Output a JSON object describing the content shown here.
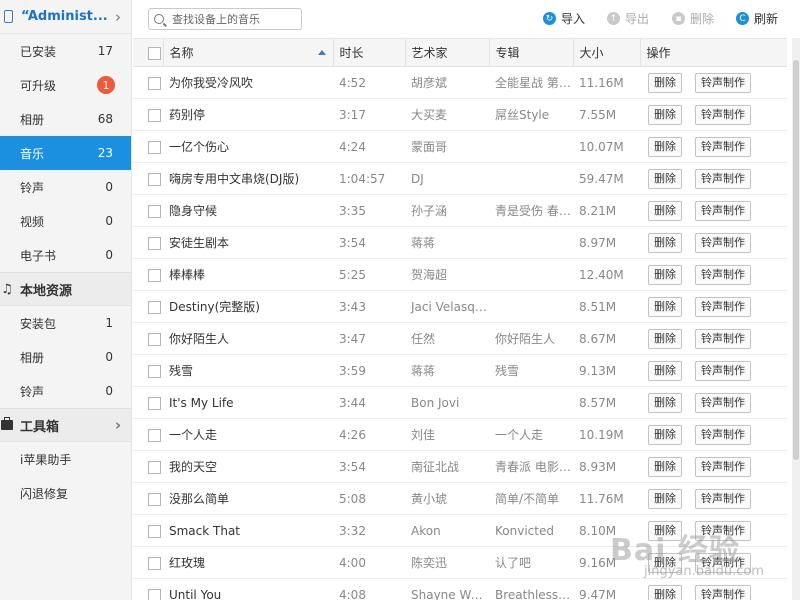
{
  "sidebar": {
    "device_name": "“Administ...",
    "items": [
      {
        "label": "已安装",
        "count": "17"
      },
      {
        "label": "可升级",
        "badge": "1"
      },
      {
        "label": "相册",
        "count": "68"
      },
      {
        "label": "音乐",
        "count": "23",
        "active": true
      },
      {
        "label": "铃声",
        "count": "0"
      },
      {
        "label": "视频",
        "count": "0"
      },
      {
        "label": "电子书",
        "count": "0"
      }
    ],
    "local": {
      "title": "本地资源",
      "items": [
        {
          "label": "安装包",
          "count": "1"
        },
        {
          "label": "相册",
          "count": "0"
        },
        {
          "label": "铃声",
          "count": "0"
        }
      ]
    },
    "toolbox": {
      "title": "工具箱",
      "items": [
        {
          "label": "i苹果助手"
        },
        {
          "label": "闪退修复"
        }
      ]
    }
  },
  "toolbar": {
    "search_placeholder": "查找设备上的音乐",
    "import_label": "导入",
    "export_label": "导出",
    "delete_label": "删除",
    "refresh_label": "刷新"
  },
  "table": {
    "headers": {
      "name": "名称",
      "duration": "时长",
      "artist": "艺术家",
      "album": "专辑",
      "size": "大小",
      "ops": "操作"
    },
    "delete_btn": "删除",
    "ringtone_btn": "铃声制作",
    "rows": [
      {
        "name": "为你我受冷风吹",
        "duration": "4:52",
        "artist": "胡彦斌",
        "album": "全能星战 第十...",
        "size": "11.16M"
      },
      {
        "name": "药别停",
        "duration": "3:17",
        "artist": "大买麦",
        "album": "屌丝Style",
        "size": "7.55M"
      },
      {
        "name": "一亿个伤心",
        "duration": "4:24",
        "artist": "蒙面哥",
        "album": "",
        "size": "10.07M"
      },
      {
        "name": "嗨房专用中文串烧(DJ版)",
        "duration": "1:04:57",
        "artist": "DJ",
        "album": "",
        "size": "59.47M"
      },
      {
        "name": "隐身守候",
        "duration": "3:35",
        "artist": "孙子涵",
        "album": "青是受伤 春是...",
        "size": "8.21M"
      },
      {
        "name": "安徒生剧本",
        "duration": "3:54",
        "artist": "蒋蒋",
        "album": "",
        "size": "8.97M"
      },
      {
        "name": "棒棒棒",
        "duration": "5:25",
        "artist": "贺海超",
        "album": "",
        "size": "12.40M"
      },
      {
        "name": "Destiny(完整版)",
        "duration": "3:43",
        "artist": "Jaci Velasquez",
        "album": "",
        "size": "8.51M"
      },
      {
        "name": "你好陌生人",
        "duration": "3:47",
        "artist": "任然",
        "album": "你好陌生人",
        "size": "8.67M"
      },
      {
        "name": "残雪",
        "duration": "3:59",
        "artist": "蒋蒋",
        "album": "残雪",
        "size": "9.13M"
      },
      {
        "name": "It's My Life",
        "duration": "3:44",
        "artist": "Bon Jovi",
        "album": "",
        "size": "8.57M"
      },
      {
        "name": "一个人走",
        "duration": "4:26",
        "artist": "刘佳",
        "album": "一个人走",
        "size": "10.19M"
      },
      {
        "name": "我的天空",
        "duration": "3:54",
        "artist": "南征北战",
        "album": "青春派 电影原声",
        "size": "8.93M"
      },
      {
        "name": "没那么简单",
        "duration": "5:08",
        "artist": "黄小琥",
        "album": "简单/不简单",
        "size": "11.76M"
      },
      {
        "name": "Smack That",
        "duration": "3:32",
        "artist": "Akon",
        "album": "Konvicted",
        "size": "8.10M"
      },
      {
        "name": "红玫瑰",
        "duration": "4:00",
        "artist": "陈奕迅",
        "album": "认了吧",
        "size": "9.16M"
      },
      {
        "name": "Until You",
        "duration": "4:08",
        "artist": "Shayne Ward",
        "album": "Breathless(Sp...",
        "size": "9.47M"
      }
    ]
  },
  "watermark": {
    "text": "Bai 经验",
    "sub": "jingyan.baidu.com"
  }
}
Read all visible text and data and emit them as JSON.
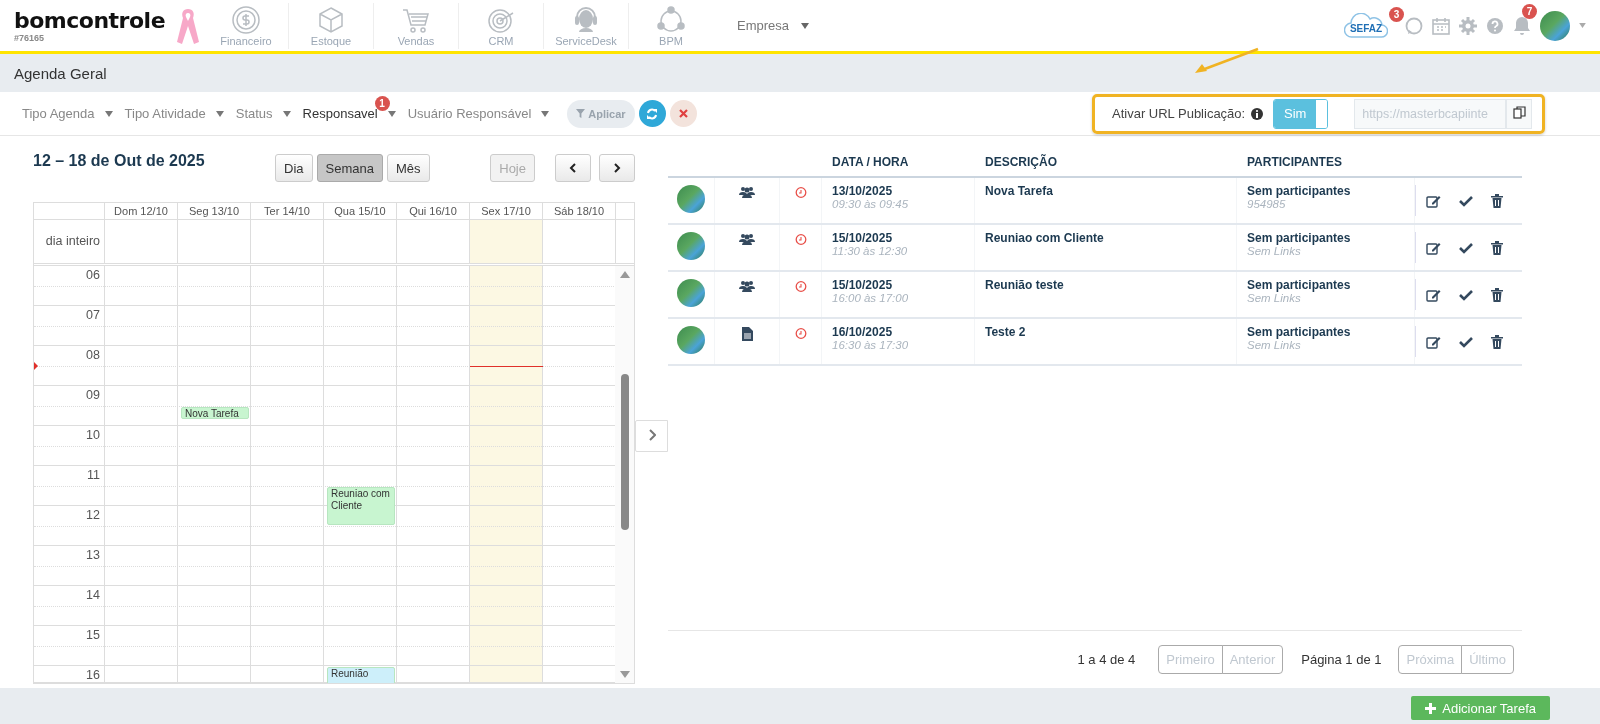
{
  "app": {
    "logo": "bomcontrole",
    "account": "#76165"
  },
  "modules": [
    {
      "label": "Financeiro"
    },
    {
      "label": "Estoque"
    },
    {
      "label": "Vendas"
    },
    {
      "label": "CRM"
    },
    {
      "label": "ServiceDesk"
    },
    {
      "label": "BPM"
    }
  ],
  "company_menu": {
    "label": "Empresa"
  },
  "header_icons": {
    "sefaz": {
      "label": "SEFAZ",
      "badge": "3"
    },
    "notifications": {
      "badge": "7"
    }
  },
  "page_title": "Agenda Geral",
  "filters": [
    {
      "label": "Tipo Agenda",
      "active": false
    },
    {
      "label": "Tipo Atividade",
      "active": false
    },
    {
      "label": "Status",
      "active": false
    },
    {
      "label": "Responsavel",
      "active": true,
      "badge": "1"
    },
    {
      "label": "Usuário Responsável",
      "active": false
    }
  ],
  "filter_actions": {
    "apply": "Aplicar"
  },
  "publication": {
    "label": "Ativar URL Publicação:",
    "toggle": {
      "label": "Sim",
      "on": true
    },
    "url": "https://masterbcapiinte"
  },
  "calendar": {
    "title": "12 – 18 de Out de 2025",
    "views": [
      {
        "label": "Dia",
        "selected": false
      },
      {
        "label": "Semana",
        "selected": true
      },
      {
        "label": "Mês",
        "selected": false
      }
    ],
    "today_button": {
      "label": "Hoje",
      "disabled": true
    },
    "all_day_label": "dia inteiro",
    "days": [
      {
        "label": "Dom 12/10",
        "today": false
      },
      {
        "label": "Seg 13/10",
        "today": false
      },
      {
        "label": "Ter 14/10",
        "today": false
      },
      {
        "label": "Qua 15/10",
        "today": false
      },
      {
        "label": "Qui 16/10",
        "today": false
      },
      {
        "label": "Sex 17/10",
        "today": true
      },
      {
        "label": "Sáb 18/10",
        "today": false
      }
    ],
    "hours": [
      "06",
      "07",
      "08",
      "09",
      "10",
      "11",
      "12",
      "13",
      "14",
      "15",
      "16"
    ],
    "events": [
      {
        "title": "Nova Tarefa",
        "color": "#c8f5d0"
      },
      {
        "title": "Reuniao com Cliente",
        "color": "#c8f5d0"
      },
      {
        "title": "Reunião",
        "color": "#cdeffa"
      }
    ]
  },
  "table": {
    "columns": [
      "DATA / HORA",
      "DESCRIÇÃO",
      "PARTICIPANTES"
    ],
    "rows": [
      {
        "kind": "meeting",
        "date": "13/10/2025",
        "time": "09:30 às 09:45",
        "description": "Nova Tarefa",
        "participants": "Sem participantes",
        "links": "954985"
      },
      {
        "kind": "meeting",
        "date": "15/10/2025",
        "time": "11:30 às 12:30",
        "description": "Reuniao com Cliente",
        "participants": "Sem participantes",
        "links": "Sem Links"
      },
      {
        "kind": "meeting",
        "date": "15/10/2025",
        "time": "16:00 às 17:00",
        "description": "Reunião teste",
        "participants": "Sem participantes",
        "links": "Sem Links"
      },
      {
        "kind": "task",
        "date": "16/10/2025",
        "time": "16:30 às 17:30",
        "description": "Teste 2",
        "participants": "Sem participantes",
        "links": "Sem Links"
      }
    ]
  },
  "pagination": {
    "summary": "1 a 4 de 4",
    "page": "Página 1 de 1",
    "buttons": [
      {
        "label": "Primeiro",
        "disabled": true
      },
      {
        "label": "Anterior",
        "disabled": true
      },
      {
        "label": "Próxima",
        "disabled": true
      },
      {
        "label": "Último",
        "disabled": true
      }
    ]
  },
  "add_button": "Adicionar Tarefa"
}
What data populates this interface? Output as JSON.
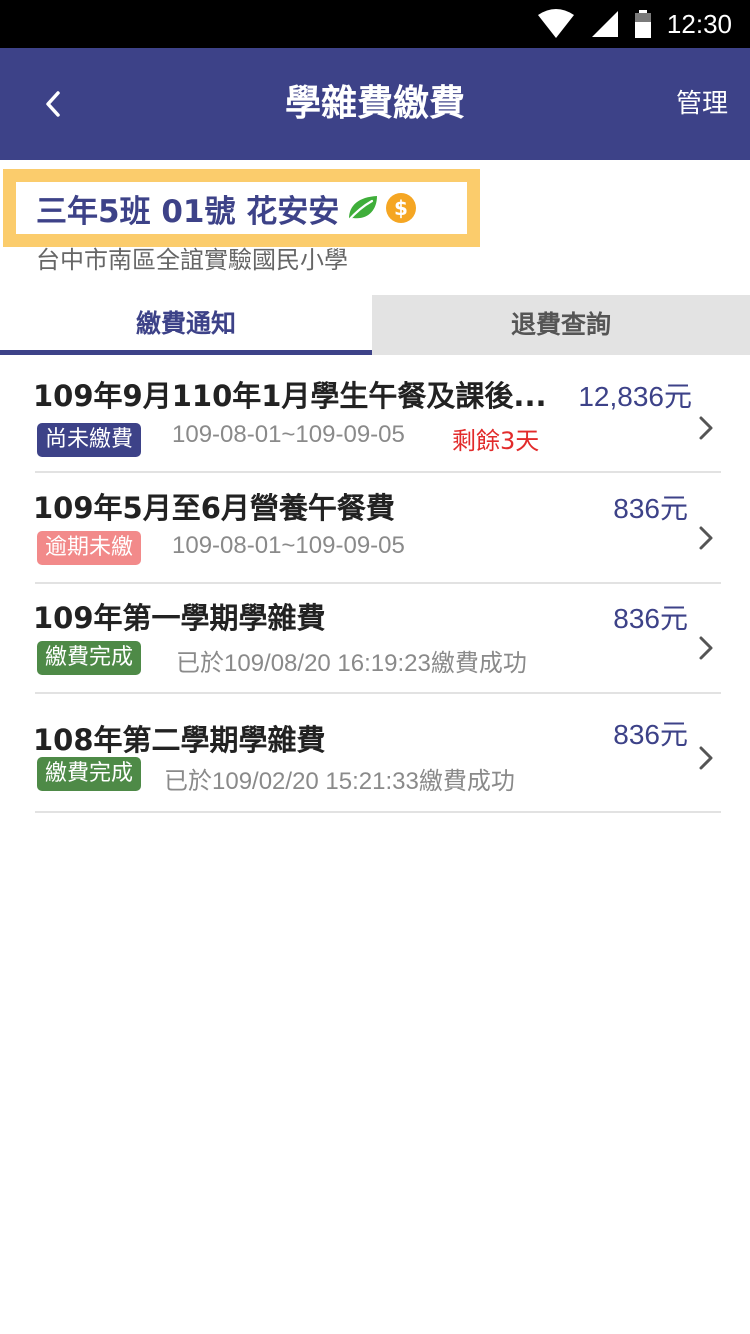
{
  "status_bar": {
    "time": "12:30",
    "icons": [
      "wifi-icon",
      "signal-icon",
      "battery-icon"
    ]
  },
  "header": {
    "title": "學雜費繳費",
    "manage_label": "管理",
    "back_icon": "chevron-left-icon"
  },
  "student": {
    "name": "三年5班 01號 花安安",
    "school": "台中市南區全誼實驗國民小學",
    "icons": [
      "leaf-icon",
      "coin-icon"
    ]
  },
  "tabs": [
    {
      "label": "繳費通知",
      "active": true
    },
    {
      "label": "退費查詢",
      "active": false
    }
  ],
  "bills": [
    {
      "title": "109年9月110年1月學生午餐及課後...",
      "amount": "12,836元",
      "status": "尚未繳費",
      "status_color": "#3d4288",
      "date": "109-08-01~109-09-05",
      "remaining": "剩餘3天"
    },
    {
      "title": "109年5月至6月營養午餐費",
      "amount": "836元",
      "status": "逾期未繳",
      "status_color": "#f28a8a",
      "date": "109-08-01~109-09-05",
      "remaining": ""
    },
    {
      "title": "109年第一學期學雜費",
      "amount": "836元",
      "status": "繳費完成",
      "status_color": "#4e8a47",
      "date": "已於109/08/20 16:19:23繳費成功",
      "remaining": ""
    },
    {
      "title": "108年第二學期學雜費",
      "amount": "836元",
      "status": "繳費完成",
      "status_color": "#4e8a47",
      "date": "已於109/02/20 15:21:33繳費成功",
      "remaining": ""
    }
  ],
  "colors": {
    "primary": "#3d4288",
    "highlight": "#fbcc6c",
    "warning": "#e22b2b",
    "leaf": "#3fae3a",
    "coin": "#f5a623"
  }
}
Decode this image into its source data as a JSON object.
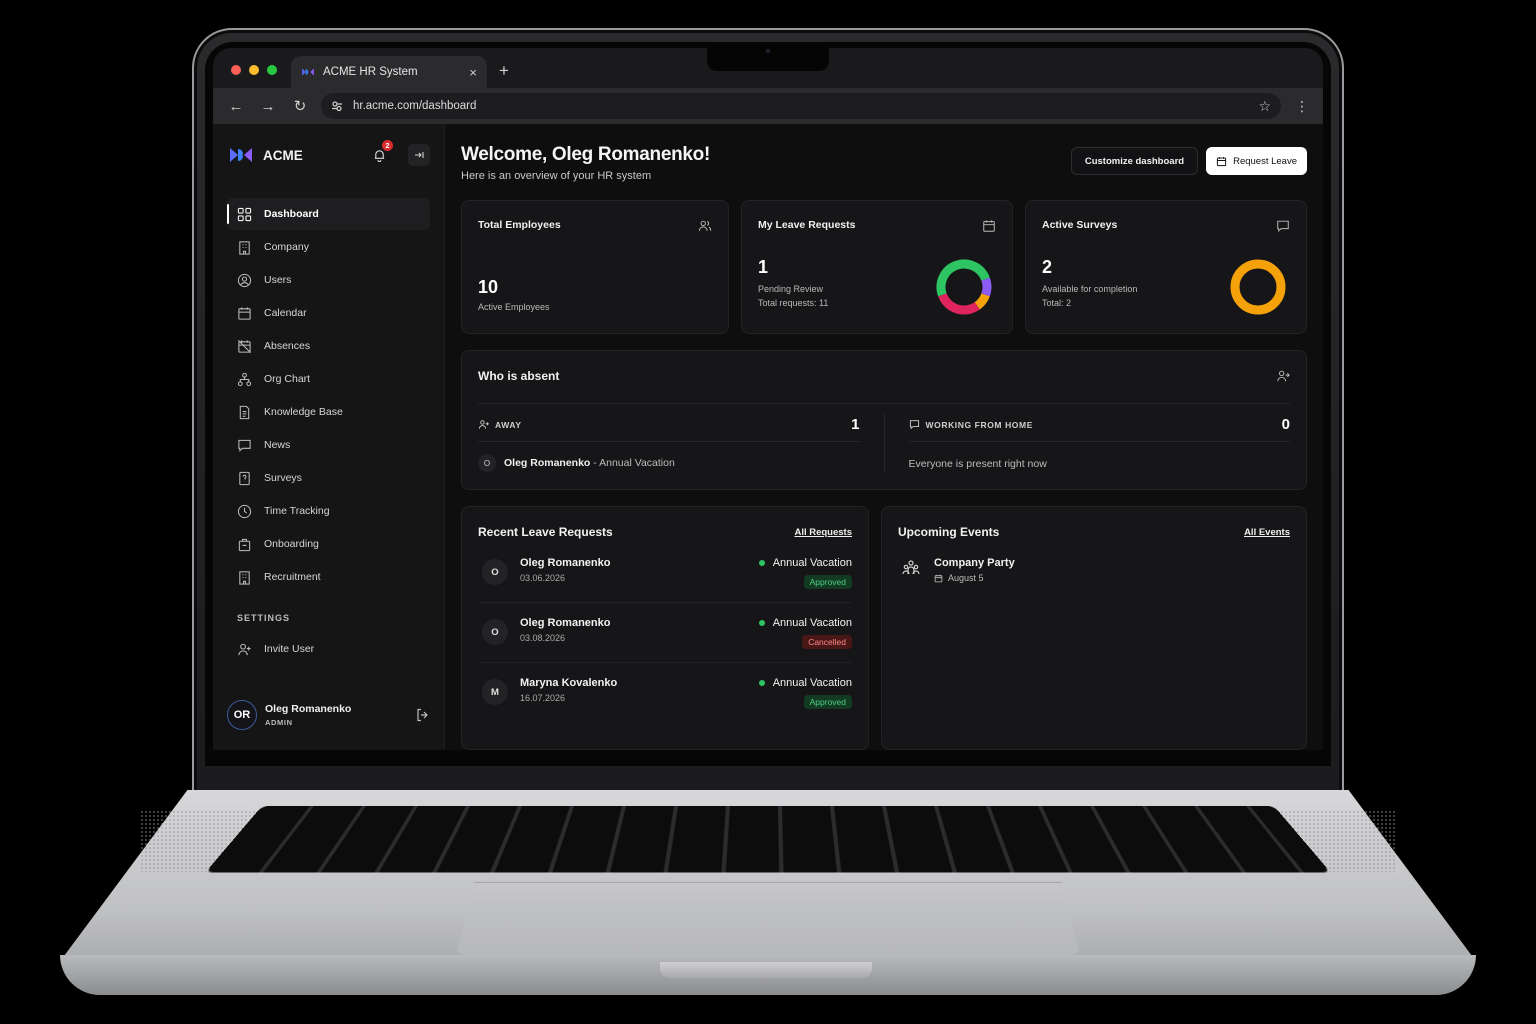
{
  "browser": {
    "tab_title": "ACME HR System",
    "url": "hr.acme.com/dashboard",
    "new_tab": "+",
    "close_tab": "×"
  },
  "sidebar": {
    "brand": "ACME",
    "notification_count": "2",
    "items": [
      {
        "label": "Dashboard",
        "icon": "grid-icon",
        "active": true
      },
      {
        "label": "Company",
        "icon": "building-icon"
      },
      {
        "label": "Users",
        "icon": "user-circle-icon"
      },
      {
        "label": "Calendar",
        "icon": "calendar-icon"
      },
      {
        "label": "Absences",
        "icon": "calendar-off-icon"
      },
      {
        "label": "Org Chart",
        "icon": "org-chart-icon"
      },
      {
        "label": "Knowledge Base",
        "icon": "document-icon"
      },
      {
        "label": "News",
        "icon": "message-icon"
      },
      {
        "label": "Surveys",
        "icon": "survey-icon"
      },
      {
        "label": "Time Tracking",
        "icon": "clock-icon"
      },
      {
        "label": "Onboarding",
        "icon": "briefcase-icon"
      },
      {
        "label": "Recruitment",
        "icon": "building-icon"
      }
    ],
    "settings_label": "SETTINGS",
    "settings_items": [
      {
        "label": "Invite User",
        "icon": "user-plus-icon"
      }
    ],
    "user": {
      "initials": "OR",
      "name": "Oleg Romanenko",
      "role": "ADMIN"
    }
  },
  "header": {
    "welcome": "Welcome, Oleg Romanenko!",
    "subtitle": "Here is an overview of your HR system",
    "customize_label": "Customize dashboard",
    "request_leave_label": "Request Leave"
  },
  "stats": {
    "employees": {
      "title": "Total Employees",
      "value": "10",
      "caption": "Active Employees"
    },
    "leave": {
      "title": "My Leave Requests",
      "value": "1",
      "caption": "Pending Review",
      "total": "Total requests: 11"
    },
    "surveys": {
      "title": "Active Surveys",
      "value": "2",
      "caption": "Available for completion",
      "total": "Total: 2"
    }
  },
  "absent": {
    "title": "Who is absent",
    "away_label": "AWAY",
    "away_count": "1",
    "away_person_initial": "O",
    "away_person": "Oleg Romanenko",
    "away_reason": " - Annual Vacation",
    "wfh_label": "WORKING FROM HOME",
    "wfh_count": "0",
    "wfh_note": "Everyone is present right now"
  },
  "recent": {
    "title": "Recent Leave Requests",
    "link": "All Requests",
    "requests": [
      {
        "initial": "O",
        "name": "Oleg Romanenko",
        "date": "03.06.2026",
        "type": "Annual Vacation",
        "status": "Approved"
      },
      {
        "initial": "O",
        "name": "Oleg Romanenko",
        "date": "03.08.2026",
        "type": "Annual Vacation",
        "status": "Cancelled"
      },
      {
        "initial": "M",
        "name": "Maryna Kovalenko",
        "date": "16.07.2026",
        "type": "Annual Vacation",
        "status": "Approved"
      }
    ]
  },
  "events": {
    "title": "Upcoming Events",
    "link": "All Events",
    "items": [
      {
        "title": "Company Party",
        "date": "August 5"
      }
    ]
  },
  "colors": {
    "approved": "#4cd080",
    "cancelled": "#ff8a8a",
    "status_dot": "#2ec463",
    "survey_ring": "#f5a10a",
    "leave_ring": [
      "#2ec463",
      "#8b5cf6",
      "#f5a10a",
      "#e0245e"
    ]
  }
}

--------------------------------------------------

JOB:
Spot every line that holds "Nova" and copy it.

REPLY:
        "title": "Nova Tarefa",
        "description": "Nova Tarefa",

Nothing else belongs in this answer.